## [RECORDS PROVIDED]
***
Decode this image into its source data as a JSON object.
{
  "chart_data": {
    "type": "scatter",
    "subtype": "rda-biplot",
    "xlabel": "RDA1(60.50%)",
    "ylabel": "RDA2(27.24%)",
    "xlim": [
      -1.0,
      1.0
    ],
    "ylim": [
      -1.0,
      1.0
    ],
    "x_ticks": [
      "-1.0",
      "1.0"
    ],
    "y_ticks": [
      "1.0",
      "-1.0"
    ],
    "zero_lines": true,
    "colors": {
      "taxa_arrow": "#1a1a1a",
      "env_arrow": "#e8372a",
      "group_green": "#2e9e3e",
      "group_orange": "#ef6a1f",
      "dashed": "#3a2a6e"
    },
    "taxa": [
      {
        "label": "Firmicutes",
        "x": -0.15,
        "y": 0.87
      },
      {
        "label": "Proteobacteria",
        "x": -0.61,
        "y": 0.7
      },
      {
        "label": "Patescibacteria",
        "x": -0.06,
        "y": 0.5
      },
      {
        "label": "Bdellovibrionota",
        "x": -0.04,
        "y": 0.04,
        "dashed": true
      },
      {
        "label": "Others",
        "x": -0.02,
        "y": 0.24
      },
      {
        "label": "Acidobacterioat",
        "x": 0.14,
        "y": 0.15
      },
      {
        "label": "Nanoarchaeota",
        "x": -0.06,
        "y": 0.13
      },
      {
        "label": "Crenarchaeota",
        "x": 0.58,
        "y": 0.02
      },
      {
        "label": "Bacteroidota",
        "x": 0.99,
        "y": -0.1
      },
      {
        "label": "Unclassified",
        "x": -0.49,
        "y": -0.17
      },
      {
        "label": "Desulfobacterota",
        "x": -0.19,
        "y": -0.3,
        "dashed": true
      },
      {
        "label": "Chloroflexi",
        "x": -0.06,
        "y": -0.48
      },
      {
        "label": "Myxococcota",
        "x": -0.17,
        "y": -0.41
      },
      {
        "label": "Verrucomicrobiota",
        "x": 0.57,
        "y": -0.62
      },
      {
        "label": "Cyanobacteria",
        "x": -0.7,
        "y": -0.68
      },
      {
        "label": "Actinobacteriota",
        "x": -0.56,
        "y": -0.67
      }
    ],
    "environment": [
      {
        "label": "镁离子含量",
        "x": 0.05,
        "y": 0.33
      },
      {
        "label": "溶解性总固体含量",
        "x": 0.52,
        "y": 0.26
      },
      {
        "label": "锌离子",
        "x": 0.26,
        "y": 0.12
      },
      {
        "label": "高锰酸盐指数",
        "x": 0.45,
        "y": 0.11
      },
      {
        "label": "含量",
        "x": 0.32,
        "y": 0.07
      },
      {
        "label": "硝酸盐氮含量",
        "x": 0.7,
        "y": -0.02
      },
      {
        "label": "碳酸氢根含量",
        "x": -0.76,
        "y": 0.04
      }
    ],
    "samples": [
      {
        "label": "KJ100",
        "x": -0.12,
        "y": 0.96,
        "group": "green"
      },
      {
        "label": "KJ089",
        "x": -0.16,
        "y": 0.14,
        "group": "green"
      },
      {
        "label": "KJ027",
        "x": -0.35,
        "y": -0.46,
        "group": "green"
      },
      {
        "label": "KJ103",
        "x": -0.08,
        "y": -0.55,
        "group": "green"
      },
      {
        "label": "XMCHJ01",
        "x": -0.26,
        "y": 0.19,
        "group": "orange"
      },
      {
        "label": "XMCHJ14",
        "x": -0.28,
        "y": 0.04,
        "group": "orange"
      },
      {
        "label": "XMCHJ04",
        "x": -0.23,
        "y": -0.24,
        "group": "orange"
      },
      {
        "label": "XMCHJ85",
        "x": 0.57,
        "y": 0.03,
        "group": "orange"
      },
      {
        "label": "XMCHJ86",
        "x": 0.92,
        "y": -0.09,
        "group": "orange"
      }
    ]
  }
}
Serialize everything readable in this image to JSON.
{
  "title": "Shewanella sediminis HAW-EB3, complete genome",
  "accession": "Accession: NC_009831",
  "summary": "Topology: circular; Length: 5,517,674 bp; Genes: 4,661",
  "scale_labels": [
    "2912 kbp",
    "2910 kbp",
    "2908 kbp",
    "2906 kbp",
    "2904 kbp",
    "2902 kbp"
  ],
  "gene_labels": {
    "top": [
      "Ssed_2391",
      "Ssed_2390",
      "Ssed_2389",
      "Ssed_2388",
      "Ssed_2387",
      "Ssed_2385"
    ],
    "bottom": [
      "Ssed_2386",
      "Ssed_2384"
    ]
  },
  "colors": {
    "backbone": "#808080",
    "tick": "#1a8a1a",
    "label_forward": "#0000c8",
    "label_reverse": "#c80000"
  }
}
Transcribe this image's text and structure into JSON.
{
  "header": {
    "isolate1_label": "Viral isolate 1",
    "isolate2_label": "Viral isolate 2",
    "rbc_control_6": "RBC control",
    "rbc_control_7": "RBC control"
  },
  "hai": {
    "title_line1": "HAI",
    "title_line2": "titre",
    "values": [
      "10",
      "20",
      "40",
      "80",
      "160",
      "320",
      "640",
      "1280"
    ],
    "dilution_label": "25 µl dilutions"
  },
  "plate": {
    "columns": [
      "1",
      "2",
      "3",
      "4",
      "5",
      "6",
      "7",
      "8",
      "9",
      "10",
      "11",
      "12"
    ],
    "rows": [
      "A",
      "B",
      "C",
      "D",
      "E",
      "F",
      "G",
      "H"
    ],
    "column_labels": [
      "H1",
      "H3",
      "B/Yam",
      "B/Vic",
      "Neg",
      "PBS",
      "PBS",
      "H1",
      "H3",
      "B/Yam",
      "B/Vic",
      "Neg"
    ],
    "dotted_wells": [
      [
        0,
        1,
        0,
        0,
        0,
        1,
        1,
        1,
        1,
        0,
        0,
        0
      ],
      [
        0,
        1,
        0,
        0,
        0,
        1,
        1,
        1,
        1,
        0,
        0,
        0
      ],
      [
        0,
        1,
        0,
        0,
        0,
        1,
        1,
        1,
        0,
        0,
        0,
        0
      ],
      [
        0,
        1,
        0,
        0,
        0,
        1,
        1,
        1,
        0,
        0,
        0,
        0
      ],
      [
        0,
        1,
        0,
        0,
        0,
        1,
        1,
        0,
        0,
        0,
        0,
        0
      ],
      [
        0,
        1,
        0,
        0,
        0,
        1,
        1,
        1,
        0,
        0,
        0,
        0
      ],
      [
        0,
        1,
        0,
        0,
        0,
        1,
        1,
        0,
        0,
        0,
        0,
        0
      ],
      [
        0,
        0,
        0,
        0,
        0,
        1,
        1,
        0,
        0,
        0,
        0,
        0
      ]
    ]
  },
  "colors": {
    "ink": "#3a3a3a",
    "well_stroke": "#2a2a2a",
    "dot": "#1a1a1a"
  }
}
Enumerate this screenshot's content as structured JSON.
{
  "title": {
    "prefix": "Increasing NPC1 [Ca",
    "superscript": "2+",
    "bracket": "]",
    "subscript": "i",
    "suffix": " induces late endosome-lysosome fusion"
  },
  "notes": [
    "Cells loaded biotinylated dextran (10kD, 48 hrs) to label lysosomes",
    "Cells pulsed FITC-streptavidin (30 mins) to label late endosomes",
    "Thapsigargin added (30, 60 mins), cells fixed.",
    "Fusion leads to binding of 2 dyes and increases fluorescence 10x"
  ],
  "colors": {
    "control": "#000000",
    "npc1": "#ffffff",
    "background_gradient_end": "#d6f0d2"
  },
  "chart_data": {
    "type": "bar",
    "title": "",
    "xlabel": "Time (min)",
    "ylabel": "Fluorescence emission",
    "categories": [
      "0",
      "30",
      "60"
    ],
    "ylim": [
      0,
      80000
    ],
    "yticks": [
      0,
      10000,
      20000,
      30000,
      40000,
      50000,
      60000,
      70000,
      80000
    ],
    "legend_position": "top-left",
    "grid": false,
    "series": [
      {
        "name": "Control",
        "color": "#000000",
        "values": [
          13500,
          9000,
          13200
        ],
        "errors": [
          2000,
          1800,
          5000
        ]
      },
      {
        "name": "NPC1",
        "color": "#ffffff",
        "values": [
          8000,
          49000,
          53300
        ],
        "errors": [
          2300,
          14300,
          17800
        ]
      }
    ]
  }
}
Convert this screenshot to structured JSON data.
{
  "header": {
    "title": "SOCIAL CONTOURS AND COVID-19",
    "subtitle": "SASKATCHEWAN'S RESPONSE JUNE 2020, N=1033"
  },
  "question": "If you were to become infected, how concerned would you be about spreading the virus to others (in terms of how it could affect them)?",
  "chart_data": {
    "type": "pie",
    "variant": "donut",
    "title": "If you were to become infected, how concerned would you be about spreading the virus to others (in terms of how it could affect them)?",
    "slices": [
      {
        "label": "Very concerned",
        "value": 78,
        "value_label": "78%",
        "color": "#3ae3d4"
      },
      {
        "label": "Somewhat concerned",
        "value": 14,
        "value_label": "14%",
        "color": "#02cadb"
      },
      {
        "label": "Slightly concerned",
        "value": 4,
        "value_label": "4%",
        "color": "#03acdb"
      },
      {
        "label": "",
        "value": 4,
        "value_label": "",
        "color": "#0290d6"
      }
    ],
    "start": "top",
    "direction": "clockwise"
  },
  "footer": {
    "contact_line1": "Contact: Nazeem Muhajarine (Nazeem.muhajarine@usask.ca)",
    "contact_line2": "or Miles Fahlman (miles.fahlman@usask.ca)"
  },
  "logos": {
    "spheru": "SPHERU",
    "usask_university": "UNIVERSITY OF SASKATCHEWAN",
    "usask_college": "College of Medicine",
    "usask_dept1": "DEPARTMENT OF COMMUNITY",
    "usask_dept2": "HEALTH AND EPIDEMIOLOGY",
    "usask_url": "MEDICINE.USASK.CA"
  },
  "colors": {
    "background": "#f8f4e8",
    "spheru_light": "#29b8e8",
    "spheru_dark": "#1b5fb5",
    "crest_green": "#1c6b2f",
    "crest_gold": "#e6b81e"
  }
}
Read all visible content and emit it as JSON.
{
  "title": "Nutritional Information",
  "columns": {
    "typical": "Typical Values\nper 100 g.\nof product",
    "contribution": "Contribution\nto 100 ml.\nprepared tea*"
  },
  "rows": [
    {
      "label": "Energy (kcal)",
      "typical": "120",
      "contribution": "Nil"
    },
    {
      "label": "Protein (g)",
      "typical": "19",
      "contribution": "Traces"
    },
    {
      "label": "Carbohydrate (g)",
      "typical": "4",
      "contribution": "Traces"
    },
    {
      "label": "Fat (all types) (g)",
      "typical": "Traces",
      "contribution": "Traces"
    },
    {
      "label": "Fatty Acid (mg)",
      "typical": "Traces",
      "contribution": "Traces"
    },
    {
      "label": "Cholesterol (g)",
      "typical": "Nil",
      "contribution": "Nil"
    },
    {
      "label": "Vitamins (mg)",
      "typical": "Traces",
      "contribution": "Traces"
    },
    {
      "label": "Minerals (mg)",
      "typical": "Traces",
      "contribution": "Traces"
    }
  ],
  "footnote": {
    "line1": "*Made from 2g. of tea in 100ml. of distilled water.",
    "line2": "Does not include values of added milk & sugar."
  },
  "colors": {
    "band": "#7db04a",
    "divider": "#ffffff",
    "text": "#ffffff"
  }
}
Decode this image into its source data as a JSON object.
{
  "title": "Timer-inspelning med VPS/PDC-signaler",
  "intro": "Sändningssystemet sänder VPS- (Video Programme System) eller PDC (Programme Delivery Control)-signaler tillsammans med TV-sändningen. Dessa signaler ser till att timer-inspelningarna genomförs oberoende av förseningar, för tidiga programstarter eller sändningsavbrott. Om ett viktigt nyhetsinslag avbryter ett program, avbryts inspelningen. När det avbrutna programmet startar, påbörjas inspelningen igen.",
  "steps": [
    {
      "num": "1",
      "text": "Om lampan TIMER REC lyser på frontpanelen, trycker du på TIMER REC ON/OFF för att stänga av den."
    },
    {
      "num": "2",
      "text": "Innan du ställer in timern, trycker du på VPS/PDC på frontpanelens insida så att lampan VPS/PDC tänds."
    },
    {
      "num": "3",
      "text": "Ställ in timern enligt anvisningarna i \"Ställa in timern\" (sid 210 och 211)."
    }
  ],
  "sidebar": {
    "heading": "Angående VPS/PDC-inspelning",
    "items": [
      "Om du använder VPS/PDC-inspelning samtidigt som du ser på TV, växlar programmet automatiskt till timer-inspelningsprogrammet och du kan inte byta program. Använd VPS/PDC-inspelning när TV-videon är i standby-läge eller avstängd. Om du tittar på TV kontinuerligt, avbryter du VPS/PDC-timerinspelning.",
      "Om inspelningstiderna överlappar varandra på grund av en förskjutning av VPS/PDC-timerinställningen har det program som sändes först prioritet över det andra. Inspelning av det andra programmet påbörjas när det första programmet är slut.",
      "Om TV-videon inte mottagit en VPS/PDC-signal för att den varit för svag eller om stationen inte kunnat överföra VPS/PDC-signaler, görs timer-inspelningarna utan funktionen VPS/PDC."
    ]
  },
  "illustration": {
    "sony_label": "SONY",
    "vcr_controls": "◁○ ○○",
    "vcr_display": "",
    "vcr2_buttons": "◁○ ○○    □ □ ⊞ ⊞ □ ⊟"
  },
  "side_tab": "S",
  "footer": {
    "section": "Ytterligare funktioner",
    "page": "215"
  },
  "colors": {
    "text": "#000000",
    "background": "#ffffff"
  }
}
***
## [WHAT NEEDS TO BE DONE]
Copy each line of the listing that contains the string "JSON".

## [SOLUTION TO THIS EXERCISE]
Decode this image into its source data as a JSON object.
Serialize everything readable in this image to JSON.
Transcribe this image's text and structure into JSON.
Enumerate this screenshot's content as structured JSON.
Convert this screenshot to structured JSON data.
Read all visible content and emit it as JSON.
Decode this image into its source data as a JSON object.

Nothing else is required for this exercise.